> Job: Repeat every entry word for word, skipping the pictures.

> Dataset records:
════════════════════

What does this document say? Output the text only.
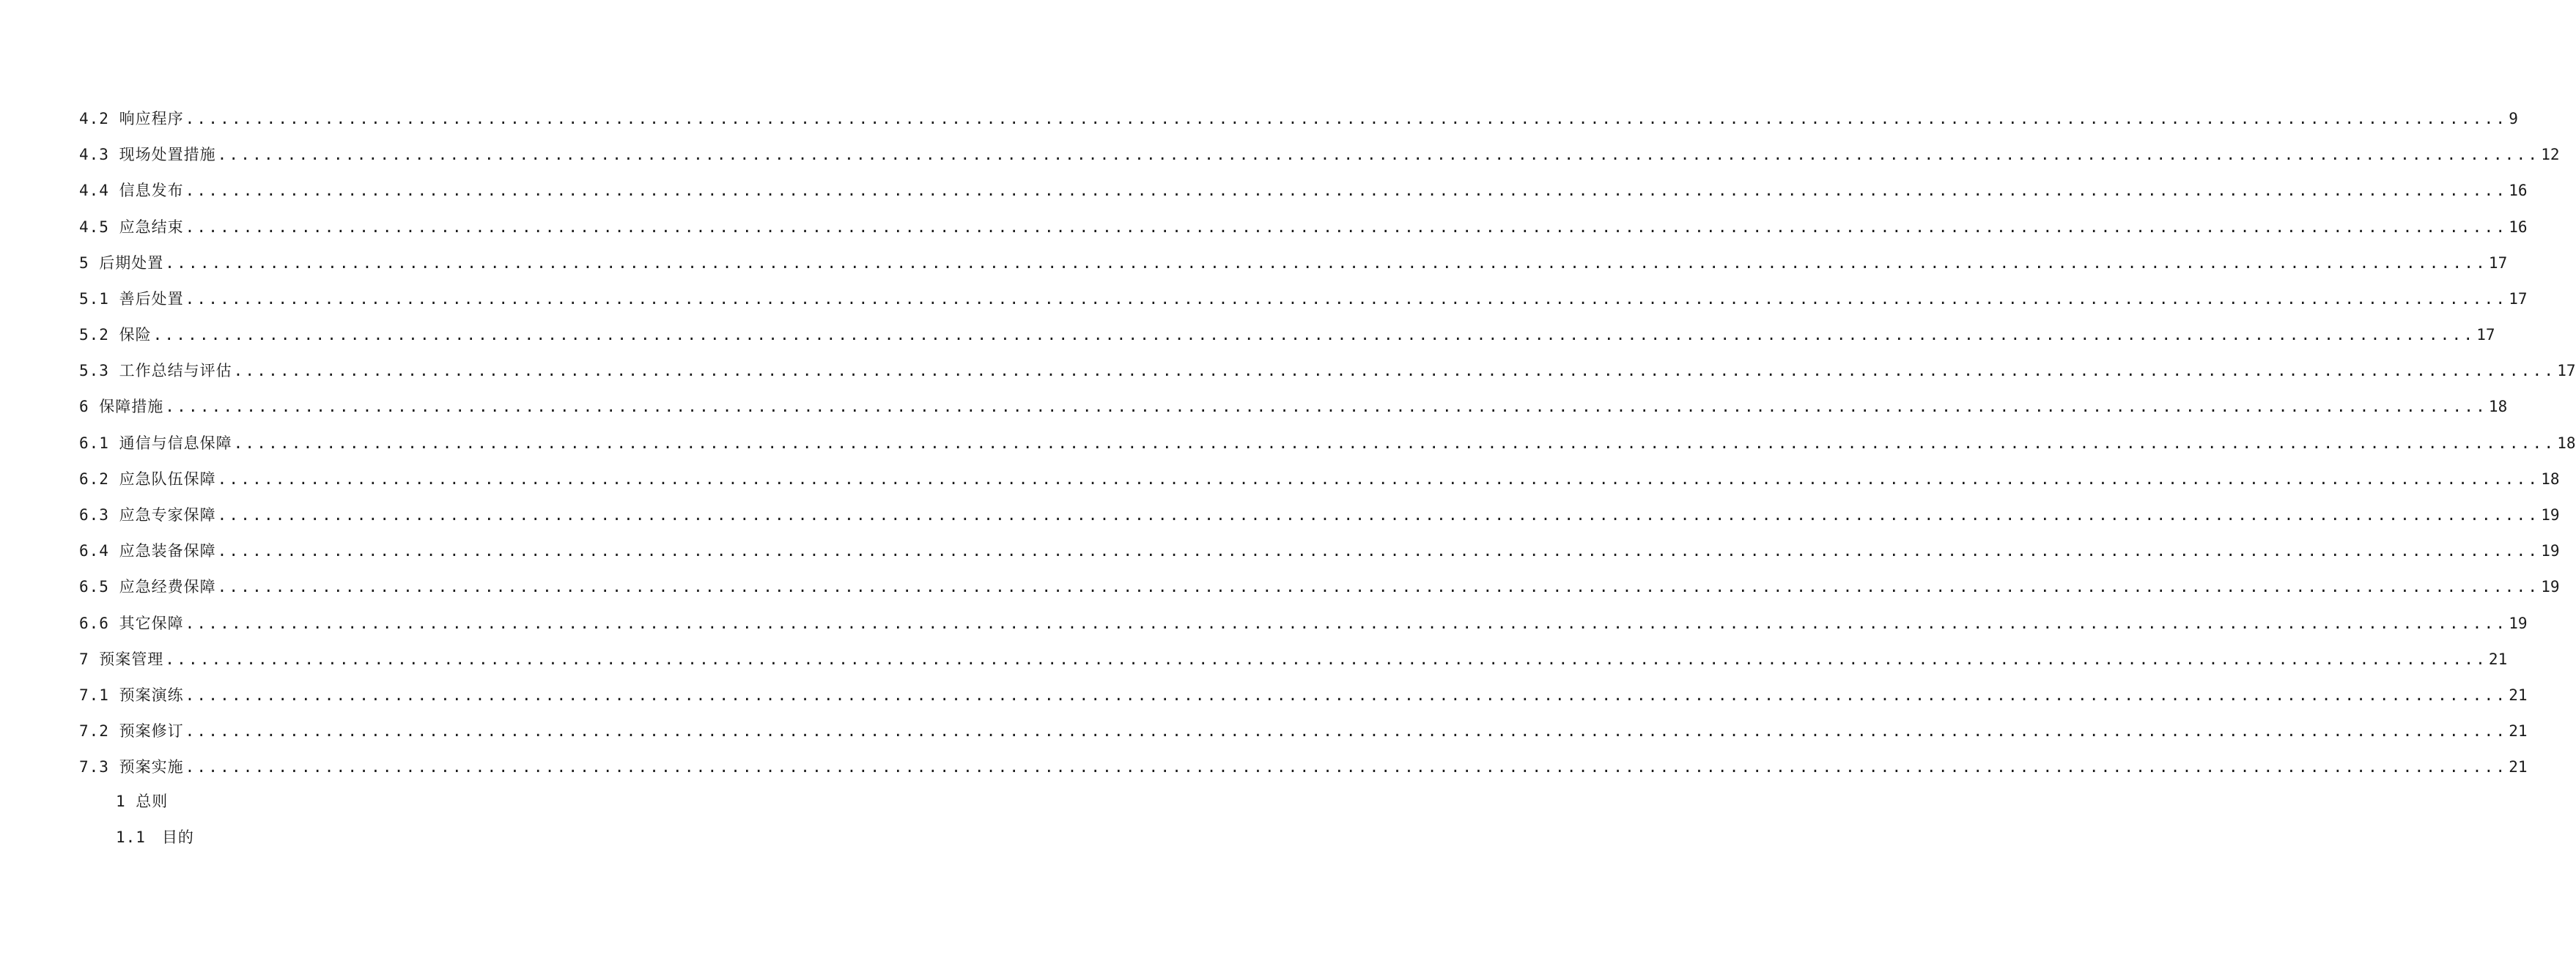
4.2 响应程序 ........................................................................................................................................................................................................ 9
4.3 现场处置措施 ........................................................................................................................................................................................................ 12
4.4 信息发布 ........................................................................................................................................................................................................ 16
4.5 应急结束 ........................................................................................................................................................................................................ 16
5 后期处置 ........................................................................................................................................................................................................ 17
5.1 善后处置 ........................................................................................................................................................................................................ 17
5.2 保险 ........................................................................................................................................................................................................ 17
5.3 工作总结与评估 ........................................................................................................................................................................................................ 17
6 保障措施 ........................................................................................................................................................................................................ 18
6.1 通信与信息保障 ........................................................................................................................................................................................................ 18
6.2 应急队伍保障 ........................................................................................................................................................................................................ 18
6.3 应急专家保障 ........................................................................................................................................................................................................ 19
6.4 应急装备保障 ........................................................................................................................................................................................................ 19
6.5 应急经费保障 ........................................................................................................................................................................................................ 19
6.6 其它保障 ........................................................................................................................................................................................................ 19
7 预案管理 ........................................................................................................................................................................................................ 21
7.1 预案演练 ........................................................................................................................................................................................................ 21
7.2 预案修订 ........................................................................................................................................................................................................ 21
7.3 预案实施 ........................................................................................................................................................................................................ 21
1 总则
1.1 目的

════════════════════

> Response to this task:
What does this document say? Output the text only.
4.2 响应程序 ........................................................................................................................................................................................................ 9
4.3 现场处置措施 ........................................................................................................................................................................................................ 12
4.4 信息发布 ........................................................................................................................................................................................................ 16
4.5 应急结束 ........................................................................................................................................................................................................ 16
5 后期处置 ........................................................................................................................................................................................................ 17
5.1 善后处置 ........................................................................................................................................................................................................ 17
5.2 保险 ........................................................................................................................................................................................................ 17
5.3 工作总结与评估 ........................................................................................................................................................................................................ 17
6 保障措施 ........................................................................................................................................................................................................ 18
6.1 通信与信息保障 ........................................................................................................................................................................................................ 18
6.2 应急队伍保障 ........................................................................................................................................................................................................ 18
6.3 应急专家保障 ........................................................................................................................................................................................................ 19
6.4 应急装备保障 ........................................................................................................................................................................................................ 19
6.5 应急经费保障 ........................................................................................................................................................................................................ 19
6.6 其它保障 ........................................................................................................................................................................................................ 19
7 预案管理 ........................................................................................................................................................................................................ 21
7.1 预案演练 ........................................................................................................................................................................................................ 21
7.2 预案修订 ........................................................................................................................................................................................................ 21
7.3 预案实施 ........................................................................................................................................................................................................ 21
1 总则
1.1 目的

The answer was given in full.